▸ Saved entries
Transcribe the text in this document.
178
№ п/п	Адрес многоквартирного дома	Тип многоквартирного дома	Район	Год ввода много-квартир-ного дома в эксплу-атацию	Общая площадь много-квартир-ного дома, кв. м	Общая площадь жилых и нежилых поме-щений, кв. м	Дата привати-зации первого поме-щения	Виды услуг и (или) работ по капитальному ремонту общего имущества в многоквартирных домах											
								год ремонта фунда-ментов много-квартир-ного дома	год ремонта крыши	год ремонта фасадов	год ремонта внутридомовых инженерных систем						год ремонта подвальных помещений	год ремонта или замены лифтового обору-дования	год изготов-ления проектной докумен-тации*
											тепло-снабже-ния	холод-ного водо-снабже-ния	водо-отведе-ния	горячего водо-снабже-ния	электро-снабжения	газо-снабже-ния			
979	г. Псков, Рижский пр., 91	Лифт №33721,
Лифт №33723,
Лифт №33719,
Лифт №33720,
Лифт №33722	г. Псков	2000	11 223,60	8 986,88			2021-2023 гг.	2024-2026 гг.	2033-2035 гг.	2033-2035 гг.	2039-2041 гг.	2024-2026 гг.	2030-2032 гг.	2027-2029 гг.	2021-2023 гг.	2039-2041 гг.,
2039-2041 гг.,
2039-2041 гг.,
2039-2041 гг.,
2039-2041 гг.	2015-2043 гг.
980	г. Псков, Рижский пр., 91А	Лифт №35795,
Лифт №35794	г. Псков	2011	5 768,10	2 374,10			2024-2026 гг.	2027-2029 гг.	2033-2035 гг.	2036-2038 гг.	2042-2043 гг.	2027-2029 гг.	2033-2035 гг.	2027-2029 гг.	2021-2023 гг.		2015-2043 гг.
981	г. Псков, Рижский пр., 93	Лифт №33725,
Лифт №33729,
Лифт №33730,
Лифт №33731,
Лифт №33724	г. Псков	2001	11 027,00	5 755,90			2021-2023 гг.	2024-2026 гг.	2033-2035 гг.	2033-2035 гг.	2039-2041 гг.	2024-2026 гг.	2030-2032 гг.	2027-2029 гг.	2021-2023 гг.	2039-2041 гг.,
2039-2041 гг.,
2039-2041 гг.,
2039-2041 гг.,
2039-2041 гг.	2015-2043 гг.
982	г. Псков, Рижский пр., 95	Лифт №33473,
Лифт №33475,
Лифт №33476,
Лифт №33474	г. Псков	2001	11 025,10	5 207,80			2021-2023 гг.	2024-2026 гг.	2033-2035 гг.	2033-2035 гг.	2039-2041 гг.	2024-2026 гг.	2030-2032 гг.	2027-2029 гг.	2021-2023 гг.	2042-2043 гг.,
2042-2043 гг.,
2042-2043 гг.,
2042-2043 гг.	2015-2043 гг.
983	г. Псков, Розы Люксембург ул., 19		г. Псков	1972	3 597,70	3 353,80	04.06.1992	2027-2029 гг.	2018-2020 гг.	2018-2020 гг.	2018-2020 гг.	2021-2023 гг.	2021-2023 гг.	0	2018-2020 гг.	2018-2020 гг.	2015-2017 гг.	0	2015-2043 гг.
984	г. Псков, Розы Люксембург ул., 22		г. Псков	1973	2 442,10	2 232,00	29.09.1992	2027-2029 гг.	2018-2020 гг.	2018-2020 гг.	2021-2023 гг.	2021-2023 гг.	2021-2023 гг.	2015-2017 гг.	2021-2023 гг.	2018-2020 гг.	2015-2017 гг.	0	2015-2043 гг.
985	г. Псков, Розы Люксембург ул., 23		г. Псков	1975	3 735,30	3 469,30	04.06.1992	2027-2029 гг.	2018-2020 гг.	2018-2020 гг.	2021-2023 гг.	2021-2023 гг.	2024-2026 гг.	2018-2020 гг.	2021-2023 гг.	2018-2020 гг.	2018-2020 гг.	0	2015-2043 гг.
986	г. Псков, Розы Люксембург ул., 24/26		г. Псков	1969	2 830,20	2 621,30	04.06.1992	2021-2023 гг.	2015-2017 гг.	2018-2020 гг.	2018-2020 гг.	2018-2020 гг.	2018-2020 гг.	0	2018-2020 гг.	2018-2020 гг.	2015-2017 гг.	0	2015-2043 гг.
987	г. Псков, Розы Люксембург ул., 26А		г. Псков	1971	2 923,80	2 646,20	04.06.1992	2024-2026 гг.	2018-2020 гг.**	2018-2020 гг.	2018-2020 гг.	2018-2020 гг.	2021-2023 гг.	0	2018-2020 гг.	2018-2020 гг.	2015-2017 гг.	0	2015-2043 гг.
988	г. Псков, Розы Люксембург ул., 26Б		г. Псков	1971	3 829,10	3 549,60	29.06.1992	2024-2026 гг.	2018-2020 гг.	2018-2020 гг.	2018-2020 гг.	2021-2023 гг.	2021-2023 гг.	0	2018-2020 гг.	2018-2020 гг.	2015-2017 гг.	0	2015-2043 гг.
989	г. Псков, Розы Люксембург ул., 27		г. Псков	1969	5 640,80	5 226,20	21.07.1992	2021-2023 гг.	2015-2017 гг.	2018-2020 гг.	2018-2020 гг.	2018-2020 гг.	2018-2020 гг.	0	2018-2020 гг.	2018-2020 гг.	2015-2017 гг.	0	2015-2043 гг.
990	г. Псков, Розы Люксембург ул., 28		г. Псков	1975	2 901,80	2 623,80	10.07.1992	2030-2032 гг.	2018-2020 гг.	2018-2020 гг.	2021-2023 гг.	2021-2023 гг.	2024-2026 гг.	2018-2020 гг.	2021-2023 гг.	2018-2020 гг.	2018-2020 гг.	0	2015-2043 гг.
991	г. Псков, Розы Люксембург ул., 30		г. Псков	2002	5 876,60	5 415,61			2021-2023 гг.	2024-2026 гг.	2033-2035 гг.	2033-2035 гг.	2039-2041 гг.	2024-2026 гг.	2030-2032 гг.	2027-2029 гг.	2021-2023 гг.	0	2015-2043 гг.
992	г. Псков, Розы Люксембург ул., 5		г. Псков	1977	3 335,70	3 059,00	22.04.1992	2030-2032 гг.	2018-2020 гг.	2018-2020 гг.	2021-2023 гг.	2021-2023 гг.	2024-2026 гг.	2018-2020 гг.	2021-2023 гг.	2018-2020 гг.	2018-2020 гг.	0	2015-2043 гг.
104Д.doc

▸ REQUEST
Each line that has the word "квартир" should be copied.

▸ OUTPUT BELOW
№ п/п	Адрес многоквартирного дома	Тип многоквартирного дома	Район	Год ввода много-квартир-ного дома в эксплу-атацию	Общая площадь много-квартир-ного дома, кв. м	Общая площадь жилых и нежилых поме-щений, кв. м	Дата привати-зации первого поме-щения	Виды услуг и (или) работ по капитальному ремонту общего имущества в многоквартирных домах											
								год ремонта фунда-ментов много-квартир-ного дома	год ремонта крыши	год ремонта фасадов	год ремонта внутридомовых инженерных систем						год ремонта подвальных помещений	год ремонта или замены лифтового обору-дования	год изготов-ления проектной докумен-тации*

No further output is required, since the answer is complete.